WHAT YOU SHOULD DO -> Reproduce the following entries word for word, leaving out the pictures.

DATA SHOWN ->
********************

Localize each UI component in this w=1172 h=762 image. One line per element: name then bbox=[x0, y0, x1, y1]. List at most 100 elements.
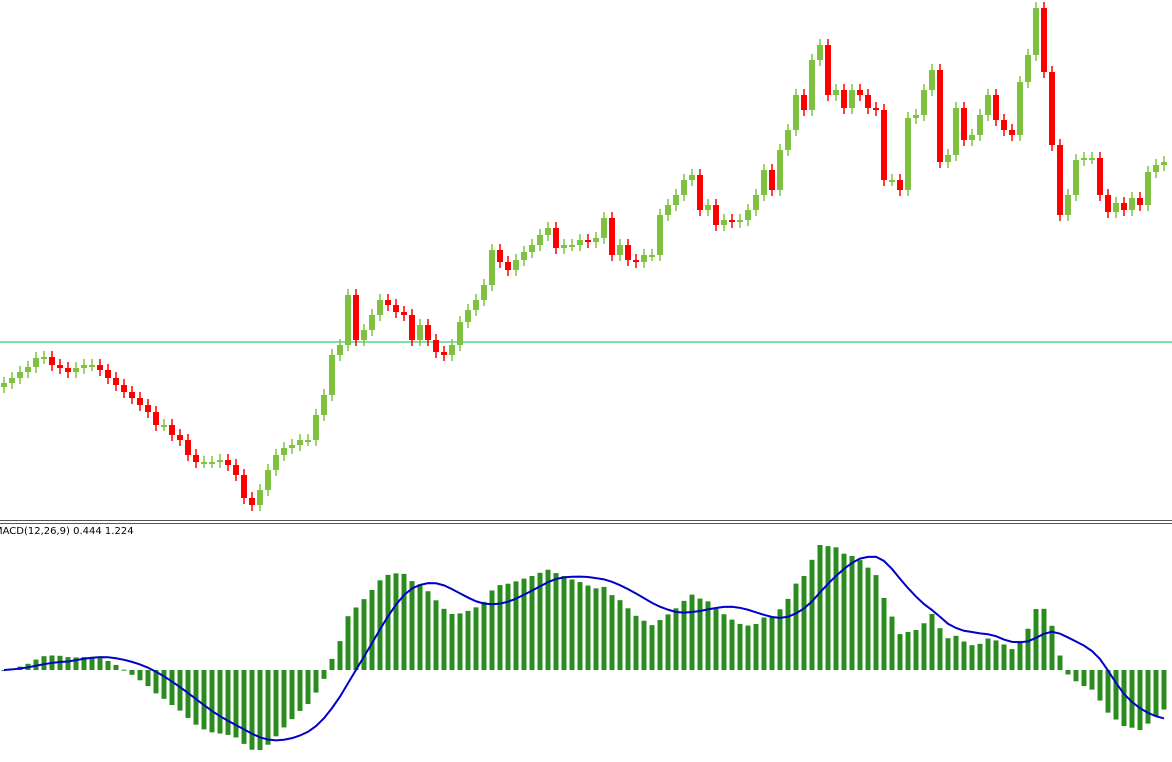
candle-body bbox=[1161, 162, 1167, 165]
macd-histogram-bar bbox=[649, 625, 655, 670]
candle-body bbox=[137, 398, 143, 405]
candle-body bbox=[153, 412, 159, 425]
candle-body bbox=[33, 358, 39, 367]
candle-body bbox=[553, 228, 559, 248]
candle-body bbox=[273, 455, 279, 470]
candle-body bbox=[369, 315, 375, 330]
candle-body bbox=[465, 310, 471, 322]
macd-histogram-bar bbox=[753, 623, 759, 670]
candle-body bbox=[321, 395, 327, 415]
macd-histogram-bar bbox=[1041, 608, 1047, 670]
macd-histogram-bar bbox=[873, 575, 879, 670]
macd-histogram-bar bbox=[785, 598, 791, 670]
candle-body bbox=[825, 45, 831, 95]
macd-histogram-bar bbox=[489, 590, 495, 670]
candle-body bbox=[665, 205, 671, 215]
candle-body bbox=[185, 440, 191, 455]
macd-histogram-bar bbox=[225, 670, 231, 735]
candle-body bbox=[817, 45, 823, 60]
candle-body bbox=[769, 170, 775, 190]
candle-body bbox=[833, 90, 839, 95]
candle-body bbox=[177, 435, 183, 440]
macd-histogram-bar bbox=[537, 572, 543, 670]
candle-body bbox=[681, 180, 687, 195]
candle-body bbox=[1105, 195, 1111, 212]
candle-body bbox=[1097, 158, 1103, 195]
candle-body bbox=[761, 170, 767, 195]
candle-body bbox=[1001, 120, 1007, 130]
candle-body bbox=[697, 175, 703, 210]
candle-body bbox=[9, 378, 15, 383]
macd-histogram-bar bbox=[1025, 628, 1031, 670]
candle-body bbox=[881, 110, 887, 180]
candle-body bbox=[777, 150, 783, 190]
candle-body bbox=[97, 365, 103, 370]
macd-histogram-bar bbox=[161, 670, 167, 699]
macd-histogram-bar bbox=[961, 641, 967, 670]
candle-body bbox=[65, 368, 71, 372]
macd-histogram-bar bbox=[953, 635, 959, 670]
candle-body bbox=[361, 330, 367, 340]
candle-body bbox=[609, 218, 615, 255]
candle-body bbox=[1033, 8, 1039, 55]
macd-histogram-bar bbox=[401, 573, 407, 670]
candle-body bbox=[1081, 158, 1087, 160]
candle-body bbox=[105, 370, 111, 378]
candle-body bbox=[241, 475, 247, 498]
price-chart[interactable] bbox=[0, 0, 1172, 520]
candle-body bbox=[537, 235, 543, 245]
macd-histogram-bar bbox=[569, 579, 575, 670]
macd-histogram-bar bbox=[409, 581, 415, 670]
candle-body bbox=[1057, 145, 1063, 215]
candle-body bbox=[529, 245, 535, 252]
candle-body bbox=[993, 95, 999, 120]
candle-body bbox=[593, 238, 599, 242]
macd-histogram-bar bbox=[1097, 670, 1103, 701]
macd-histogram-bar bbox=[281, 670, 287, 728]
candle-body bbox=[937, 70, 943, 162]
candle-body bbox=[201, 462, 207, 464]
candle-body bbox=[505, 262, 511, 270]
candle-body bbox=[449, 345, 455, 355]
candle-body bbox=[545, 228, 551, 235]
candle-body bbox=[1065, 195, 1071, 215]
candle-body bbox=[457, 322, 463, 345]
macd-histogram-bar bbox=[881, 597, 887, 670]
macd-histogram-bar bbox=[849, 555, 855, 670]
candle-body bbox=[649, 255, 655, 257]
candle-body bbox=[481, 285, 487, 300]
macd-histogram-bar bbox=[393, 573, 399, 670]
macd-histogram-bar bbox=[521, 578, 527, 670]
candle-body bbox=[1153, 165, 1159, 172]
macd-histogram-bar bbox=[1105, 670, 1111, 713]
macd-histogram-bar bbox=[41, 656, 47, 670]
macd-histogram-bar bbox=[65, 657, 71, 670]
macd-histogram-bar bbox=[937, 628, 943, 670]
candle-body bbox=[849, 90, 855, 108]
candle-body bbox=[1041, 8, 1047, 72]
macd-histogram-bar bbox=[601, 586, 607, 670]
candle-body bbox=[265, 470, 271, 490]
candle-body bbox=[625, 245, 631, 260]
macd-histogram-bar bbox=[713, 608, 719, 670]
macd-histogram-bar bbox=[921, 623, 927, 670]
candle-body bbox=[409, 315, 415, 340]
macd-histogram-bar bbox=[385, 574, 391, 670]
macd-histogram-bar bbox=[697, 598, 703, 670]
macd-histogram-bar bbox=[321, 670, 327, 679]
macd-histogram-bar bbox=[481, 601, 487, 670]
macd-histogram-bar bbox=[905, 631, 911, 670]
macd-histogram-bar bbox=[889, 616, 895, 670]
candle-body bbox=[1049, 72, 1055, 145]
macd-histogram-bar bbox=[241, 670, 247, 744]
candle-body bbox=[657, 215, 663, 255]
macd-histogram-bar bbox=[617, 600, 623, 670]
candle-body bbox=[121, 385, 127, 392]
macd-histogram-bar bbox=[473, 607, 479, 670]
macd-chart[interactable] bbox=[0, 524, 1172, 762]
macd-histogram-bar bbox=[1129, 670, 1135, 728]
macd-histogram-bar bbox=[73, 657, 79, 670]
macd-histogram-bar bbox=[993, 640, 999, 670]
macd-histogram-bar bbox=[1113, 670, 1119, 720]
candle-body bbox=[345, 295, 351, 345]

********************

WRITTEN SOLUTION ->
Localize each UI component in this w=1172 h=762 image. One line per element: name then bbox=[x0, y0, x1, y1]. List at most 100 elements.
candle-body bbox=[1161, 162, 1167, 165]
macd-histogram-bar bbox=[649, 625, 655, 670]
candle-body bbox=[137, 398, 143, 405]
candle-body bbox=[153, 412, 159, 425]
candle-body bbox=[33, 358, 39, 367]
candle-body bbox=[553, 228, 559, 248]
candle-body bbox=[273, 455, 279, 470]
candle-body bbox=[369, 315, 375, 330]
candle-body bbox=[465, 310, 471, 322]
macd-histogram-bar bbox=[753, 623, 759, 670]
candle-body bbox=[321, 395, 327, 415]
macd-histogram-bar bbox=[1041, 608, 1047, 670]
macd-histogram-bar bbox=[873, 575, 879, 670]
macd-histogram-bar bbox=[785, 598, 791, 670]
candle-body bbox=[825, 45, 831, 95]
macd-histogram-bar bbox=[489, 590, 495, 670]
candle-body bbox=[665, 205, 671, 215]
candle-body bbox=[185, 440, 191, 455]
macd-histogram-bar bbox=[225, 670, 231, 735]
candle-body bbox=[817, 45, 823, 60]
candle-body bbox=[769, 170, 775, 190]
candle-body bbox=[833, 90, 839, 95]
candle-body bbox=[177, 435, 183, 440]
macd-histogram-bar bbox=[537, 572, 543, 670]
candle-body bbox=[681, 180, 687, 195]
candle-body bbox=[1105, 195, 1111, 212]
candle-body bbox=[1097, 158, 1103, 195]
candle-body bbox=[761, 170, 767, 195]
candle-body bbox=[1001, 120, 1007, 130]
candle-body bbox=[697, 175, 703, 210]
candle-body bbox=[9, 378, 15, 383]
macd-histogram-bar bbox=[1025, 628, 1031, 670]
candle-body bbox=[881, 110, 887, 180]
candle-body bbox=[777, 150, 783, 190]
candle-body bbox=[97, 365, 103, 370]
macd-histogram-bar bbox=[161, 670, 167, 699]
macd-histogram-bar bbox=[961, 641, 967, 670]
candle-body bbox=[65, 368, 71, 372]
macd-histogram-bar bbox=[953, 635, 959, 670]
candle-body bbox=[361, 330, 367, 340]
candle-body bbox=[609, 218, 615, 255]
candle-body bbox=[1033, 8, 1039, 55]
macd-histogram-bar bbox=[401, 573, 407, 670]
candle-body bbox=[1081, 158, 1087, 160]
candle-body bbox=[105, 370, 111, 378]
candle-body bbox=[241, 475, 247, 498]
price-chart[interactable] bbox=[0, 0, 1172, 520]
candle-body bbox=[537, 235, 543, 245]
macd-histogram-bar bbox=[569, 579, 575, 670]
macd-histogram-bar bbox=[409, 581, 415, 670]
candle-body bbox=[1057, 145, 1063, 215]
candle-body bbox=[529, 245, 535, 252]
candle-body bbox=[993, 95, 999, 120]
candle-body bbox=[593, 238, 599, 242]
macd-histogram-bar bbox=[1097, 670, 1103, 701]
macd-histogram-bar bbox=[281, 670, 287, 728]
candle-body bbox=[937, 70, 943, 162]
candle-body bbox=[201, 462, 207, 464]
candle-body bbox=[505, 262, 511, 270]
candle-body bbox=[449, 345, 455, 355]
candle-body bbox=[545, 228, 551, 235]
candle-body bbox=[1065, 195, 1071, 215]
candle-body bbox=[457, 322, 463, 345]
macd-histogram-bar bbox=[881, 597, 887, 670]
macd-histogram-bar bbox=[849, 555, 855, 670]
candle-body bbox=[649, 255, 655, 257]
candle-body bbox=[481, 285, 487, 300]
macd-histogram-bar bbox=[393, 573, 399, 670]
macd-histogram-bar bbox=[521, 578, 527, 670]
candle-body bbox=[1153, 165, 1159, 172]
macd-histogram-bar bbox=[1105, 670, 1111, 713]
macd-histogram-bar bbox=[41, 656, 47, 670]
macd-histogram-bar bbox=[65, 657, 71, 670]
macd-histogram-bar bbox=[937, 628, 943, 670]
candle-body bbox=[849, 90, 855, 108]
candle-body bbox=[1041, 8, 1047, 72]
macd-histogram-bar bbox=[601, 586, 607, 670]
candle-body bbox=[265, 470, 271, 490]
candle-body bbox=[625, 245, 631, 260]
macd-histogram-bar bbox=[713, 608, 719, 670]
macd-histogram-bar bbox=[921, 623, 927, 670]
candle-body bbox=[409, 315, 415, 340]
macd-histogram-bar bbox=[385, 574, 391, 670]
macd-histogram-bar bbox=[697, 598, 703, 670]
macd-histogram-bar bbox=[321, 670, 327, 679]
macd-histogram-bar bbox=[481, 601, 487, 670]
macd-histogram-bar bbox=[905, 631, 911, 670]
macd-histogram-bar bbox=[889, 616, 895, 670]
candle-body bbox=[1049, 72, 1055, 145]
macd-histogram-bar bbox=[241, 670, 247, 744]
candle-body bbox=[657, 215, 663, 255]
macd-histogram-bar bbox=[617, 600, 623, 670]
candle-body bbox=[121, 385, 127, 392]
macd-histogram-bar bbox=[473, 607, 479, 670]
macd-chart[interactable] bbox=[0, 524, 1172, 762]
macd-histogram-bar bbox=[1129, 670, 1135, 728]
macd-histogram-bar bbox=[73, 657, 79, 670]
macd-histogram-bar bbox=[993, 640, 999, 670]
macd-histogram-bar bbox=[1113, 670, 1119, 720]
candle-body bbox=[345, 295, 351, 345]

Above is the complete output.